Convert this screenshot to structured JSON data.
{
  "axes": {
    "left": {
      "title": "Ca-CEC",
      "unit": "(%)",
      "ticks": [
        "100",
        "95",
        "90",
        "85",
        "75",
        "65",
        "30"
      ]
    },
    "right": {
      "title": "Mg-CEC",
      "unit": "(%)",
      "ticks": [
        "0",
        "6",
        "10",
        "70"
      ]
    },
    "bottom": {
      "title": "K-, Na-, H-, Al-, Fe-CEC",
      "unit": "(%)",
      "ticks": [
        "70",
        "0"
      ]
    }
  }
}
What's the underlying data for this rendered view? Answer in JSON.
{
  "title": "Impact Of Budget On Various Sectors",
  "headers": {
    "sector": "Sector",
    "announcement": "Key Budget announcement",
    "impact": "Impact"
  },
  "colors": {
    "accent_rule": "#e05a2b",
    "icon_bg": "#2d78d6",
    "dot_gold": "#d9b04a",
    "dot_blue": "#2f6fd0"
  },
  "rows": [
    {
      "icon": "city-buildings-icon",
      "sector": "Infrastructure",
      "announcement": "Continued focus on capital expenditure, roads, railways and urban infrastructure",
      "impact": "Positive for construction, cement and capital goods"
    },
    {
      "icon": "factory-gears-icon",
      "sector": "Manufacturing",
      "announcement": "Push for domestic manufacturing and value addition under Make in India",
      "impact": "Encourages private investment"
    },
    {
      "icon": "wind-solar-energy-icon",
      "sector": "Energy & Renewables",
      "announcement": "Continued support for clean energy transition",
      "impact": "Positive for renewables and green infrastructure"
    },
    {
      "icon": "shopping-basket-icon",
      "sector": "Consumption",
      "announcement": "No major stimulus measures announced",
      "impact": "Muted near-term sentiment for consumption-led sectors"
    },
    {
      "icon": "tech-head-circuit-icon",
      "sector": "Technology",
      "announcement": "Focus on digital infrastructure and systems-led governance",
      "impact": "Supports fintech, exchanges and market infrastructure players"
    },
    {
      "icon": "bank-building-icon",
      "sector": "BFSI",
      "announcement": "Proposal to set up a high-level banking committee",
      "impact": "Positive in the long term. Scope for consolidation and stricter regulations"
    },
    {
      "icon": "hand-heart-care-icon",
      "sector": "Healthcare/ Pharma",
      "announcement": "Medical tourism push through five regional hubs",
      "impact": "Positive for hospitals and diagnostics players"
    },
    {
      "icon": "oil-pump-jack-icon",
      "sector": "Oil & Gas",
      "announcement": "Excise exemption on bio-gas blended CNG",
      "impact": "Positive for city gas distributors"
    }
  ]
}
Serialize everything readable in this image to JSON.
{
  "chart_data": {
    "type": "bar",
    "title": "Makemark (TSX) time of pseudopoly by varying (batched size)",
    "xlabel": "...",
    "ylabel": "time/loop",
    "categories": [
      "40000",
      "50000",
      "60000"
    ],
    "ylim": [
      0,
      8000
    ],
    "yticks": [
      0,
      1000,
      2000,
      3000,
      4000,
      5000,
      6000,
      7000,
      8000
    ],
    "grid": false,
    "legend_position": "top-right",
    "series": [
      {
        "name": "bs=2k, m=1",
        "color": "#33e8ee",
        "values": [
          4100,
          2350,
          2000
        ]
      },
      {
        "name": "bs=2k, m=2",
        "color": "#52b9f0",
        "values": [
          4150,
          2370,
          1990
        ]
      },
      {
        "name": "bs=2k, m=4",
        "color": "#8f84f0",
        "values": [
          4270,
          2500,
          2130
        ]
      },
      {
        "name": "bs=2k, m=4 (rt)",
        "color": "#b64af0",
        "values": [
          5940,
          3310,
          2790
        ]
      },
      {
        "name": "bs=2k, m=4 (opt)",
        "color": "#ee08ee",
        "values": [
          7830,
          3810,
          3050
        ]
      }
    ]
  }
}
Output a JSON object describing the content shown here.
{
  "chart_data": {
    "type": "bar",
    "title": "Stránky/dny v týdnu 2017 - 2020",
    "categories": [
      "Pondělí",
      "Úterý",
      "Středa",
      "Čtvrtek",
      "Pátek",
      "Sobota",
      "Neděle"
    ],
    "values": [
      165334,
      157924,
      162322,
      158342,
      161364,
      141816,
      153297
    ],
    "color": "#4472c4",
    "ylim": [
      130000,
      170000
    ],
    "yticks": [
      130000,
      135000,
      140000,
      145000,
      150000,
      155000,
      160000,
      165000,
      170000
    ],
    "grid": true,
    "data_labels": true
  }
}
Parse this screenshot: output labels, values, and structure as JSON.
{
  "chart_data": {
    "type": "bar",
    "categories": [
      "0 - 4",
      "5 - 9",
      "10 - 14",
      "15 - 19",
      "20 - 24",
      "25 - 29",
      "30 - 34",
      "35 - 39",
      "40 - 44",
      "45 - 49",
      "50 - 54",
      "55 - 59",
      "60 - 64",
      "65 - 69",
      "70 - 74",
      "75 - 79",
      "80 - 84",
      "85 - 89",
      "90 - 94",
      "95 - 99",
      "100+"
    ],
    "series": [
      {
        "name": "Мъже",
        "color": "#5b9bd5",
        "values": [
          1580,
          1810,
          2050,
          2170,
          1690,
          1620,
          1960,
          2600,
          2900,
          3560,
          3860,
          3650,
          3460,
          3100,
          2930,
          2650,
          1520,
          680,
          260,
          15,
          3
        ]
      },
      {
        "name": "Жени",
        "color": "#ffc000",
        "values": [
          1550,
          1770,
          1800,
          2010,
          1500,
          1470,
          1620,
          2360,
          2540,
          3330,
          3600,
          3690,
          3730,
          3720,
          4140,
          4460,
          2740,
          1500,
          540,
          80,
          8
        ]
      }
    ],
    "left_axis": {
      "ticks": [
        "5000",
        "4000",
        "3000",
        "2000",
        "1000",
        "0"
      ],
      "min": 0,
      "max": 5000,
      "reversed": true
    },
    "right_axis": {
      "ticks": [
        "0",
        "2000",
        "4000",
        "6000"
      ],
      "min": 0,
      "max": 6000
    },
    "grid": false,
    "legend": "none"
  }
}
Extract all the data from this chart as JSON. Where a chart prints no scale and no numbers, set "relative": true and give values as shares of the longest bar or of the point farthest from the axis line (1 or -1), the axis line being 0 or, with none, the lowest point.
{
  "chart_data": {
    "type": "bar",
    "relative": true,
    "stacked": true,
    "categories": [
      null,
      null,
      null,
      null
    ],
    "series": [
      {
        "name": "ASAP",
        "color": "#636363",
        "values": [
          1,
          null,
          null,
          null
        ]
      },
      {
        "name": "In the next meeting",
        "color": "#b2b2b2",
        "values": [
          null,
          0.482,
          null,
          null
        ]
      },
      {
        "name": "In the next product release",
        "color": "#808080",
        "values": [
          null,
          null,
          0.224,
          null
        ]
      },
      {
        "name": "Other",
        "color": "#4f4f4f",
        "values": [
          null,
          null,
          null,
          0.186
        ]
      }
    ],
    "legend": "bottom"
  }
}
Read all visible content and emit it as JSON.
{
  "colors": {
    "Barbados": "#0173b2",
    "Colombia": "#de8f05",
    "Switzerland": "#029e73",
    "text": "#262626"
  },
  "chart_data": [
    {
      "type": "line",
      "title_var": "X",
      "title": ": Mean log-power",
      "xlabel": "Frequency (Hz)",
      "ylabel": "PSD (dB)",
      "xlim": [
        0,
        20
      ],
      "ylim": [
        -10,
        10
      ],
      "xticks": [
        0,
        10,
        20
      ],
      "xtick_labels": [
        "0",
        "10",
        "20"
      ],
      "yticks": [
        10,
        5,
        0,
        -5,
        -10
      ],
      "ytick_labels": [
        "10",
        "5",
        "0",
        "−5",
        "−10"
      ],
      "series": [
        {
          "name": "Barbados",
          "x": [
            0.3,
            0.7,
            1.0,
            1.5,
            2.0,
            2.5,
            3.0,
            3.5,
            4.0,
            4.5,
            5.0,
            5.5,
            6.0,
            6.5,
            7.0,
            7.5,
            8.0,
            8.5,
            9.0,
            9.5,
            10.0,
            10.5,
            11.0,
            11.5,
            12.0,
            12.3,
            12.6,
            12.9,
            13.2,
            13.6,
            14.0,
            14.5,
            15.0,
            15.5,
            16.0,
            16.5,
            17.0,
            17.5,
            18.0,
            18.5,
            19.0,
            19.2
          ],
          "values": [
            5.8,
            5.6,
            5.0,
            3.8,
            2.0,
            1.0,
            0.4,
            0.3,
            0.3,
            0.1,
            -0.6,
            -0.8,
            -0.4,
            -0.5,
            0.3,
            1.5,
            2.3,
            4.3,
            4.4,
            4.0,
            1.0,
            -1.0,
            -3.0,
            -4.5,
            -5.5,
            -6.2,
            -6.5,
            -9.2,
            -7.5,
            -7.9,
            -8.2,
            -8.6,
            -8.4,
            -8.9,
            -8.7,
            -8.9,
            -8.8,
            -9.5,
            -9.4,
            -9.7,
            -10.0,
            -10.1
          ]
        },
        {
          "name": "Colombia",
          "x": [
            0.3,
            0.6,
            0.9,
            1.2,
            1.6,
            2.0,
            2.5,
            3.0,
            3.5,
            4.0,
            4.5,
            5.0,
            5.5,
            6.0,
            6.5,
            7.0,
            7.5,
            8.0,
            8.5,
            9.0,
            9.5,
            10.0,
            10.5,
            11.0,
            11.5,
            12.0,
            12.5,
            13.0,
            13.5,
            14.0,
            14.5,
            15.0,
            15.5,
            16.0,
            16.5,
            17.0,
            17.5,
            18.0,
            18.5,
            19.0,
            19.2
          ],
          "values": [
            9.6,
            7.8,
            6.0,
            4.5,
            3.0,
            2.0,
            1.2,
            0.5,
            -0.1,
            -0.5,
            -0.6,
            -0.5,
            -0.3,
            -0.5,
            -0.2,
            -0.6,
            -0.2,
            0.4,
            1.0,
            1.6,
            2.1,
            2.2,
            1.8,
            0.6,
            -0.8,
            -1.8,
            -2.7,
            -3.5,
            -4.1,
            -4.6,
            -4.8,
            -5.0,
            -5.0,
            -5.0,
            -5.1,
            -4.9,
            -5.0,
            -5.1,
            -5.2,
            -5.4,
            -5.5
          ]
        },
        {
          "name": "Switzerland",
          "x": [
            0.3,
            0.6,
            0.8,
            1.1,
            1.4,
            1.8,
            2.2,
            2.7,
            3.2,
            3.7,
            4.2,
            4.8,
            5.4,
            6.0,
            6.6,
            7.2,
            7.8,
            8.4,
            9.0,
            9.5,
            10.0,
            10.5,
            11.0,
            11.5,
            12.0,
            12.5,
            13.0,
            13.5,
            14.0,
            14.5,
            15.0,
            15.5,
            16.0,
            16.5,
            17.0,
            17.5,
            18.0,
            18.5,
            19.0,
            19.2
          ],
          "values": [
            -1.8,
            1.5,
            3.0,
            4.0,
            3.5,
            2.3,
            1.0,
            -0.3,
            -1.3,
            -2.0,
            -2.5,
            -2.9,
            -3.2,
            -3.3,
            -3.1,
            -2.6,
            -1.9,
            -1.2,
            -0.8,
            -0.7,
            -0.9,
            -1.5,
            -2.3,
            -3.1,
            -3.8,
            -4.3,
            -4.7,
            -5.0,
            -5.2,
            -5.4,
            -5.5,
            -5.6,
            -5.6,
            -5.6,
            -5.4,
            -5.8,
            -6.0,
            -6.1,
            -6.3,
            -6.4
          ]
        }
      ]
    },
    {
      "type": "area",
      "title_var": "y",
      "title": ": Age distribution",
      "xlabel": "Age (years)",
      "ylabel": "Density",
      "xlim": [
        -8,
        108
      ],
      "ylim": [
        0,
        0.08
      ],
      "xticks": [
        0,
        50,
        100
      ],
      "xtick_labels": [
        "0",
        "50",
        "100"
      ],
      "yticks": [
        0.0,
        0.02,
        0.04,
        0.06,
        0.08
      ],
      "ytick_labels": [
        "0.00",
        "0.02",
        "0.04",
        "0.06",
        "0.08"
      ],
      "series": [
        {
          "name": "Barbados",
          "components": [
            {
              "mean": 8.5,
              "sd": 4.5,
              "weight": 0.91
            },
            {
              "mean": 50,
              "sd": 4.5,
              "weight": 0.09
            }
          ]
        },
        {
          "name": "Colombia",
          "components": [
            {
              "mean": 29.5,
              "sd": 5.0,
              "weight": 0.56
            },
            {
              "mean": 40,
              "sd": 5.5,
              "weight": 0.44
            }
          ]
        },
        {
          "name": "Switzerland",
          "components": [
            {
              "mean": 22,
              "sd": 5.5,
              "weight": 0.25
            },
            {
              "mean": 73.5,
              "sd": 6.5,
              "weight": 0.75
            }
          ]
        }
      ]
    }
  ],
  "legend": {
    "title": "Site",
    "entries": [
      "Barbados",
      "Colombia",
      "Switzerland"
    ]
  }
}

* * *

What you should do:
Show all lines from the data above in which the word "true" appears.

Answer in full:
    "grid": true,
    "data_labels": true
      "reversed": true
Extract all the data from this chart as JSON. Where a chart prints no scale and no numbers, set "relative": true and give values as shares of the longest bar or of the point farthest from the axis line (1 or -1), the axis line being 0 or, with none, the lowest point.
    "relative": true,
    "stacked": true,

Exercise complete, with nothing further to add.